Can you print every record below exactly as written?
─── Given records
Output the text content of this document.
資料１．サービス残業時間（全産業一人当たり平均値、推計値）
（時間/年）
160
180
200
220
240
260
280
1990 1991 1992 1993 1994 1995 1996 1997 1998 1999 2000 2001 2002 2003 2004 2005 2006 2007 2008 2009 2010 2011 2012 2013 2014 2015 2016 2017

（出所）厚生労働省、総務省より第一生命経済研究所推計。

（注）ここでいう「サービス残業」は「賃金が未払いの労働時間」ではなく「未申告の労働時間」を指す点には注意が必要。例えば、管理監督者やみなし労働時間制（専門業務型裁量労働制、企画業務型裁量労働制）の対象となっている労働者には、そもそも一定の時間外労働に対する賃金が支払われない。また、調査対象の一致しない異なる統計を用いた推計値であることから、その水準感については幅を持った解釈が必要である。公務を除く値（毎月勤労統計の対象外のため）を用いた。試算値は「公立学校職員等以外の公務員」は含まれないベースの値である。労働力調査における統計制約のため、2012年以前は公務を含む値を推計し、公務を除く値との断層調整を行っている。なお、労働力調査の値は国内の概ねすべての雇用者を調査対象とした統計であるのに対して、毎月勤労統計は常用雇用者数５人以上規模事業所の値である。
──────
Exercise answer
Output the text content of this document.
資料１．サービス残業時間（全産業一人当たり平均値、推計値）
（時間/年）
160
180
200
220
240
260
280
1990 1991 1992 1993 1994 1995 1996 1997 1998 1999 2000 2001 2002 2003 2004 2005 2006 2007 2008 2009 2010 2011 2012 2013 2014 2015 2016 2017

（出所）厚生労働省、総務省より第一生命経済研究所推計。

（注）ここでいう「サービス残業」は「賃金が未払いの労働時間」ではなく「未申告の労働時間」を指す点には注意が必要。例えば、管理監督者やみなし労働時間制（専門業務型裁量労働制、企画業務型裁量労働制）の対象となっている労働者には、そもそも一定の時間外労働に対する賃金が支払われない。また、調査対象の一致しない異なる統計を用いた推計値であることから、その水準感については幅を持った解釈が必要である。公務を除く値（毎月勤労統計の対象外のため）を用いた。試算値は「公立学校職員等以外の公務員」は含まれないベースの値である。労働力調査における統計制約のため、2012年以前は公務を含む値を推計し、公務を除く値との断層調整を行っている。なお、労働力調査の値は国内の概ねすべての雇用者を調査対象とした統計であるのに対して、毎月勤労統計は常用雇用者数５人以上規模事業所の値である。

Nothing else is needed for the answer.